• [DATA FOR THIS EXERCISE]

*****

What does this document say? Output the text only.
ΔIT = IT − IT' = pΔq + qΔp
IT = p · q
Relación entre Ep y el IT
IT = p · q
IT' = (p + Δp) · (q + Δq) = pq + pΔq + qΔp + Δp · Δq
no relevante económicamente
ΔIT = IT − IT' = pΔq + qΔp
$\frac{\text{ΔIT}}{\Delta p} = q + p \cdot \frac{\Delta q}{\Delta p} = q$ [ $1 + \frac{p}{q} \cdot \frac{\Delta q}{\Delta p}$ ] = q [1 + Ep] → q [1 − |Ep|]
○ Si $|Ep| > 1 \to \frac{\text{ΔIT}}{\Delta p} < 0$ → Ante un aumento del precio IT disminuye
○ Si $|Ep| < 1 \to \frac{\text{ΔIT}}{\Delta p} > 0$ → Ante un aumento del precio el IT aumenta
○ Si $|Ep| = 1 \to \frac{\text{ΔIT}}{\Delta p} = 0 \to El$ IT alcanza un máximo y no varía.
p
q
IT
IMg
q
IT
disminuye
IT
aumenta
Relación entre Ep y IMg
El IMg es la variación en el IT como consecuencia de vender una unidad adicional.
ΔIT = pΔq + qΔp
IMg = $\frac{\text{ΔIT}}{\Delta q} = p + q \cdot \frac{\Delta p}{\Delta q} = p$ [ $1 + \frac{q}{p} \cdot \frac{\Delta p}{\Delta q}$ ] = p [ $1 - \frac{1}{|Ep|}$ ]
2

*****

Reproduce the records in full, exactly as written.

What does this document say? Output the text only.
ΔIT = IT − IT' = pΔq + qΔp
IT = p · q
Relación entre Ep y el IT
IT = p · q
IT' = (p + Δp) · (q + Δq) = pq + pΔq + qΔp + Δp · Δq
no relevante económicamente
ΔIT = IT − IT' = pΔq + qΔp
$\frac{\text{ΔIT}}{\Delta p} = q + p \cdot \frac{\Delta q}{\Delta p} = q$ [ $1 + \frac{p}{q} \cdot \frac{\Delta q}{\Delta p}$ ] = q [1 + Ep] → q [1 − |Ep|]
○ Si $|Ep| > 1 \to \frac{\text{ΔIT}}{\Delta p} < 0$ → Ante un aumento del precio IT disminuye
○ Si $|Ep| < 1 \to \frac{\text{ΔIT}}{\Delta p} > 0$ → Ante un aumento del precio el IT aumenta
○ Si $|Ep| = 1 \to \frac{\text{ΔIT}}{\Delta p} = 0 \to El$ IT alcanza un máximo y no varía.
p
q
IT
IMg
q
IT
disminuye
IT
aumenta
Relación entre Ep y IMg
El IMg es la variación en el IT como consecuencia de vender una unidad adicional.
ΔIT = pΔq + qΔp
IMg = $\frac{\text{ΔIT}}{\Delta q} = p + q \cdot \frac{\Delta p}{\Delta q} = p$ [ $1 + \frac{q}{p} \cdot \frac{\Delta p}{\Delta q}$ ] = p [ $1 - \frac{1}{|Ep|}$ ]
2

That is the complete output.